## Short task
Scan the records below for the word "technické" and give only the number of lines that hold it.

## Supplied entries
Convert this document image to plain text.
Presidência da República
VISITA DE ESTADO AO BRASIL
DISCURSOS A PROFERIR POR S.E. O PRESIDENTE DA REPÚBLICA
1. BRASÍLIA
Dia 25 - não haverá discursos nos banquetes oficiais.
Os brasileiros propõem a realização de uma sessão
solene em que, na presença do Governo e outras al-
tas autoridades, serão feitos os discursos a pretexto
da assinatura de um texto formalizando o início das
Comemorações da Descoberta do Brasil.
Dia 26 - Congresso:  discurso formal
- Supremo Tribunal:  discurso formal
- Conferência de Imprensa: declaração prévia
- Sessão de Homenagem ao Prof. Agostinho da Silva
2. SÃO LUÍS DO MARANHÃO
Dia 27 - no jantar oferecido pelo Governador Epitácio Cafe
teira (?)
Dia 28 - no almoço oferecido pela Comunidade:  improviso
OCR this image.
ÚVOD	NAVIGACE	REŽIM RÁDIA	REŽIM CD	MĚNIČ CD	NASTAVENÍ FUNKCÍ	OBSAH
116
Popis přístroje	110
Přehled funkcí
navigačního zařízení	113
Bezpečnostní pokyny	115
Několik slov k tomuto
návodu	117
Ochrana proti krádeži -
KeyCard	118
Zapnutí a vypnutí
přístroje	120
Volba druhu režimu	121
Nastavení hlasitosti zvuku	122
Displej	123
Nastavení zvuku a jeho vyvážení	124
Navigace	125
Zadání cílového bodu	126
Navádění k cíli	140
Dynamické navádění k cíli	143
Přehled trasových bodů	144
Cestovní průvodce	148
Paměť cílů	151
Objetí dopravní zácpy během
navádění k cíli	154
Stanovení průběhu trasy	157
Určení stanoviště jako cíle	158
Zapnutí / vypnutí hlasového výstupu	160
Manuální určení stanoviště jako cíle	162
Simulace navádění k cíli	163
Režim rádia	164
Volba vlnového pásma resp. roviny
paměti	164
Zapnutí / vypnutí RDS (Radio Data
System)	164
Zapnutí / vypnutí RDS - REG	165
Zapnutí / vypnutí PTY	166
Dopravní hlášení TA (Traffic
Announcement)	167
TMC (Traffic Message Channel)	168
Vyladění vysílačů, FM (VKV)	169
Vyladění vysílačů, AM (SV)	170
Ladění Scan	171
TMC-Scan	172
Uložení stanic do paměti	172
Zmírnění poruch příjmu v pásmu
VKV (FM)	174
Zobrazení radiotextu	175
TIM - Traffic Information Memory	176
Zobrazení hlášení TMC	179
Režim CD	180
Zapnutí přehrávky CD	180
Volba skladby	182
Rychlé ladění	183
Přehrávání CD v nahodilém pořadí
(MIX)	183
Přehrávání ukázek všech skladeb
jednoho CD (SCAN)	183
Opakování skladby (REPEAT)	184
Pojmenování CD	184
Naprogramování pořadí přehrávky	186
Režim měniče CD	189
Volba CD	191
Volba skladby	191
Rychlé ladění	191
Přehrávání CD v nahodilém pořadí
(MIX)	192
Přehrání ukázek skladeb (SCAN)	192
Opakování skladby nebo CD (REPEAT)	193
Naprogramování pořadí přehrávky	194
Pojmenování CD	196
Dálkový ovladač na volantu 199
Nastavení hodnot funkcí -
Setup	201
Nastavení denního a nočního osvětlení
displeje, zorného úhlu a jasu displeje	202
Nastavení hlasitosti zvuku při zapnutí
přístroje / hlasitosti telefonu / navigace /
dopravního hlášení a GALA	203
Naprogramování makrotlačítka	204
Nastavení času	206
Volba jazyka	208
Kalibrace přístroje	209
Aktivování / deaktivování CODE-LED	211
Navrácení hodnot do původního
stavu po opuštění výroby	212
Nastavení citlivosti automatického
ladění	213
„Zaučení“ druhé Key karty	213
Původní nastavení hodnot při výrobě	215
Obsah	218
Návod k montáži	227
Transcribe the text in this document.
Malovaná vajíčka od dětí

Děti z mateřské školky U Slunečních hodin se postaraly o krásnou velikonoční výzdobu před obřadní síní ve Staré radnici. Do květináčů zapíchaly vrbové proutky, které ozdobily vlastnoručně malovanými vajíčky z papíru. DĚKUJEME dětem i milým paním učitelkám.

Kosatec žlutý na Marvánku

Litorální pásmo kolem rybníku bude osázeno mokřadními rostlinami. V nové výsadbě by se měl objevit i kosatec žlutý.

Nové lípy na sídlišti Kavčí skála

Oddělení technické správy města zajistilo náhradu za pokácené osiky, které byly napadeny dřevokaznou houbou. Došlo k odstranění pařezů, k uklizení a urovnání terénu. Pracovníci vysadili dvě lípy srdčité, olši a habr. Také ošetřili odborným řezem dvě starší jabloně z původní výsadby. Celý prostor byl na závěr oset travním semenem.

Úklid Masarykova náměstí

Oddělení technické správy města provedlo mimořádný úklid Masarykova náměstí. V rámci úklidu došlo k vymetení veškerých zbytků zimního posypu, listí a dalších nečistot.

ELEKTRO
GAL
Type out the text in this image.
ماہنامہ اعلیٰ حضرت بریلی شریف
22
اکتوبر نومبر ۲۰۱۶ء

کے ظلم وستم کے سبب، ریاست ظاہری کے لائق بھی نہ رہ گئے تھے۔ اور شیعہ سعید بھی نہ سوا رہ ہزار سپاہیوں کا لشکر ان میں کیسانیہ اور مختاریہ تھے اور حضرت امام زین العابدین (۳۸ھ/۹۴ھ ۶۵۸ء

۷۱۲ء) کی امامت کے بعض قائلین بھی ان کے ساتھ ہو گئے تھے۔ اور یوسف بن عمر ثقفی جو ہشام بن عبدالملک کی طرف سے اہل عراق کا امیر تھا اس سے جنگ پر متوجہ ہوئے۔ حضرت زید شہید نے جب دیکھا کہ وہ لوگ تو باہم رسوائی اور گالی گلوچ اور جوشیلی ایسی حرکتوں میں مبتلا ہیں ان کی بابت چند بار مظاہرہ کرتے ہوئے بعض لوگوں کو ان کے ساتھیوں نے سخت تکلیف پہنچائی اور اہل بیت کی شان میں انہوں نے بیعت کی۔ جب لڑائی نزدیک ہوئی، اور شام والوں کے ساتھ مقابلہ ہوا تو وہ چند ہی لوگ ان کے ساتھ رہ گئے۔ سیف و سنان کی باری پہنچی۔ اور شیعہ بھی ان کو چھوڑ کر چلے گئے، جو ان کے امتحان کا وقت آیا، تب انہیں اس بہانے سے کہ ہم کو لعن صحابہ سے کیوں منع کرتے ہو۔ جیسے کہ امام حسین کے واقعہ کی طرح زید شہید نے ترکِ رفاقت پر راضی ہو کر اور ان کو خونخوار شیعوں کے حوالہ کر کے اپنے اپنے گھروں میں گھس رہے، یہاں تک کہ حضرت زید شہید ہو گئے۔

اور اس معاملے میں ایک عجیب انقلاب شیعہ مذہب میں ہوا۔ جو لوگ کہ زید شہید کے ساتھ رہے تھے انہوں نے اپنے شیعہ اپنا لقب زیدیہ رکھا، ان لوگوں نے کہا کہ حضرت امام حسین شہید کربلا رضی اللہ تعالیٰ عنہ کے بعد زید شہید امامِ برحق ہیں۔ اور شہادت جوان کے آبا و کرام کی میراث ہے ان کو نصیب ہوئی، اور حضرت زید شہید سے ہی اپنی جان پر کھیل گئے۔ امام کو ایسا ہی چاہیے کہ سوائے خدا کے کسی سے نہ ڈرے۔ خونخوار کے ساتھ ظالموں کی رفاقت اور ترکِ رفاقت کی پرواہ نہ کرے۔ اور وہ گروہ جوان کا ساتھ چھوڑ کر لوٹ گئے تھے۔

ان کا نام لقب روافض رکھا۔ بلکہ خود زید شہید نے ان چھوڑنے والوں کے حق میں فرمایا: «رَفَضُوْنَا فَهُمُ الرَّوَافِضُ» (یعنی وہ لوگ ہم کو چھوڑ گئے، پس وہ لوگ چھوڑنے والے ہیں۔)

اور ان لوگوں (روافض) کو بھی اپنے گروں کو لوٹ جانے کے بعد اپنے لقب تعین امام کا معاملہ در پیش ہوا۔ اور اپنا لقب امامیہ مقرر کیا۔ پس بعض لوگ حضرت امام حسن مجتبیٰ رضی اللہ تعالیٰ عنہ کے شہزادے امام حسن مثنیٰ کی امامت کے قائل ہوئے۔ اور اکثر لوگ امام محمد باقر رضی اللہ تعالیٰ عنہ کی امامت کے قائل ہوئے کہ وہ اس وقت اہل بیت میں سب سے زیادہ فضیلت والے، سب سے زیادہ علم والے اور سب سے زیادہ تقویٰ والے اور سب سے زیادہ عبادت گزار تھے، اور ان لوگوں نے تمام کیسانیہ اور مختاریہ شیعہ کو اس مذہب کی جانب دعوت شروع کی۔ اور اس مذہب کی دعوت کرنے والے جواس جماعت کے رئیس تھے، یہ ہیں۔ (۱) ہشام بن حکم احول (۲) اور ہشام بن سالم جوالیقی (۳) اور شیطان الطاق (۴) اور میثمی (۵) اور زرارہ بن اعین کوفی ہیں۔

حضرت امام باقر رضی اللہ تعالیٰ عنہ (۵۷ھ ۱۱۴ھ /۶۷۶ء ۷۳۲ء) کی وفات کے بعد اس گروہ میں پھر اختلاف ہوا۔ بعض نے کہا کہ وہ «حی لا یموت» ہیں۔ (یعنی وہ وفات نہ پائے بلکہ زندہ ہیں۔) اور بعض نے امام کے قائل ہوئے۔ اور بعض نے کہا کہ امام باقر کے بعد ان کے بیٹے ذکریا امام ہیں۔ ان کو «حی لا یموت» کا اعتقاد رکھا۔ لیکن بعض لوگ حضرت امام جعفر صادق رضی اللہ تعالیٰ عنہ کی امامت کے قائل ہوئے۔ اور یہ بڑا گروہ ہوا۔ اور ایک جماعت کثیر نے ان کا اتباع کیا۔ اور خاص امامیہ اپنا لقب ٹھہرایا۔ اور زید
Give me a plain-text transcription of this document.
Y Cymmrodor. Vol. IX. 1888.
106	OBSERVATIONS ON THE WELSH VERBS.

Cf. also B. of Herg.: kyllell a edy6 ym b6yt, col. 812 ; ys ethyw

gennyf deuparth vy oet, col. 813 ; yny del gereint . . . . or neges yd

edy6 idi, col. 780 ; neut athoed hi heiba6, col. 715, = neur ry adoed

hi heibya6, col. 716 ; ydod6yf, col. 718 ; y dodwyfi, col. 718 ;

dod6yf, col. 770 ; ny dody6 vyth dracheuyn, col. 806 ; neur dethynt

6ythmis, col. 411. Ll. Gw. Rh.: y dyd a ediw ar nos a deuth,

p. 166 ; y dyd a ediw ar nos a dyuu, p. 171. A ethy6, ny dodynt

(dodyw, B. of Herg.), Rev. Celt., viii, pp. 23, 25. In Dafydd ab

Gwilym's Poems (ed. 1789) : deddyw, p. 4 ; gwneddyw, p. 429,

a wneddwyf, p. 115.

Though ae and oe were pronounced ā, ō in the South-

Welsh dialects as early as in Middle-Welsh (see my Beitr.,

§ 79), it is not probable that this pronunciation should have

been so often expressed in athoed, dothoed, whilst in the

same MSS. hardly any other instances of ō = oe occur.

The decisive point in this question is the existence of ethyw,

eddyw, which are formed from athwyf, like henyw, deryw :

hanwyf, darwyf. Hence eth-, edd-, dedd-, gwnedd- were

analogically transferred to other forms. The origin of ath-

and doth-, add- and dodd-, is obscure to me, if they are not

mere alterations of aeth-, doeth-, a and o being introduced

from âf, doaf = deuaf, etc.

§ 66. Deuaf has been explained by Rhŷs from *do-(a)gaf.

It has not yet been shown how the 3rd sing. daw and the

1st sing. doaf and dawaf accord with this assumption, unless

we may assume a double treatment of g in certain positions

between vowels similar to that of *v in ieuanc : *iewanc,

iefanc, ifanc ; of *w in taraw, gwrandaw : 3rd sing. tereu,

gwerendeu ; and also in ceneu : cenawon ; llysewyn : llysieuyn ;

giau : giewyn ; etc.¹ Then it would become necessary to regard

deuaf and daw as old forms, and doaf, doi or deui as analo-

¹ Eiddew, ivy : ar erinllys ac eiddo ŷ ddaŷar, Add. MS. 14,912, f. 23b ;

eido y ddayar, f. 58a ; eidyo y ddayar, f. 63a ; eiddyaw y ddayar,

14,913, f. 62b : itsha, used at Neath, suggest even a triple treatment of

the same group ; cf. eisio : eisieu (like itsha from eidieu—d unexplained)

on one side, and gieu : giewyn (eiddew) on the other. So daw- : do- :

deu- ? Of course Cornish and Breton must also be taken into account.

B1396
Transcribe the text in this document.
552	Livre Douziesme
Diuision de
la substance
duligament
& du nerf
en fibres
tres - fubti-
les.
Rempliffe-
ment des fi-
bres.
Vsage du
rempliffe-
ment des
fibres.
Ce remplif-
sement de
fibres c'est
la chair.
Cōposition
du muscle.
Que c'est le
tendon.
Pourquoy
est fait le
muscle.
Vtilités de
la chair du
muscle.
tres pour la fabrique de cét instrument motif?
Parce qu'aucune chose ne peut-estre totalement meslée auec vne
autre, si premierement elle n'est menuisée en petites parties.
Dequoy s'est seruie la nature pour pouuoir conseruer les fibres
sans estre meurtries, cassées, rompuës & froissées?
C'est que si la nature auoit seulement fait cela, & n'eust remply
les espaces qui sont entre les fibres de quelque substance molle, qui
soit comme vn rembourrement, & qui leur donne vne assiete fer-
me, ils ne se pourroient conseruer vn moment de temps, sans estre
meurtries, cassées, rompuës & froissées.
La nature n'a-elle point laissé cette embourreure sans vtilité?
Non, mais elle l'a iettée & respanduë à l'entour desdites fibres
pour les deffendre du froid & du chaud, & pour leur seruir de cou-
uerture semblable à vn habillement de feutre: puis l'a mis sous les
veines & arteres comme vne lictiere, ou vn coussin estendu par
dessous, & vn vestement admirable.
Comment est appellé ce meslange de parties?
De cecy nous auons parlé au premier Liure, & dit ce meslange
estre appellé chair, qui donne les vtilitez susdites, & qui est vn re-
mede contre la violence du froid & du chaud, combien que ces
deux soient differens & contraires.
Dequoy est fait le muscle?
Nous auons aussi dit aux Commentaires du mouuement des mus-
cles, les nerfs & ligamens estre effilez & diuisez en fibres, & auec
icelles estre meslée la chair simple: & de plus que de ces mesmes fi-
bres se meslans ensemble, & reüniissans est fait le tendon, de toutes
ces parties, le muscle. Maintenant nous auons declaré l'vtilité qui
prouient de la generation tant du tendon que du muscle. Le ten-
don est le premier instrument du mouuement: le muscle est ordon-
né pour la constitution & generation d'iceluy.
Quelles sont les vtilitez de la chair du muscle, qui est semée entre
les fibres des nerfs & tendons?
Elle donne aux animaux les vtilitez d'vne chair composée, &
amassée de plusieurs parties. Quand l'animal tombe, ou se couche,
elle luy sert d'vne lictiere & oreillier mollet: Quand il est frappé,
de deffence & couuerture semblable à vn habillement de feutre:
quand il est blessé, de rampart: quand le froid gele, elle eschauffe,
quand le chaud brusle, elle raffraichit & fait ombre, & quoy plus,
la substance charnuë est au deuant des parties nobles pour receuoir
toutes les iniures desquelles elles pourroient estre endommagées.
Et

## Reply
2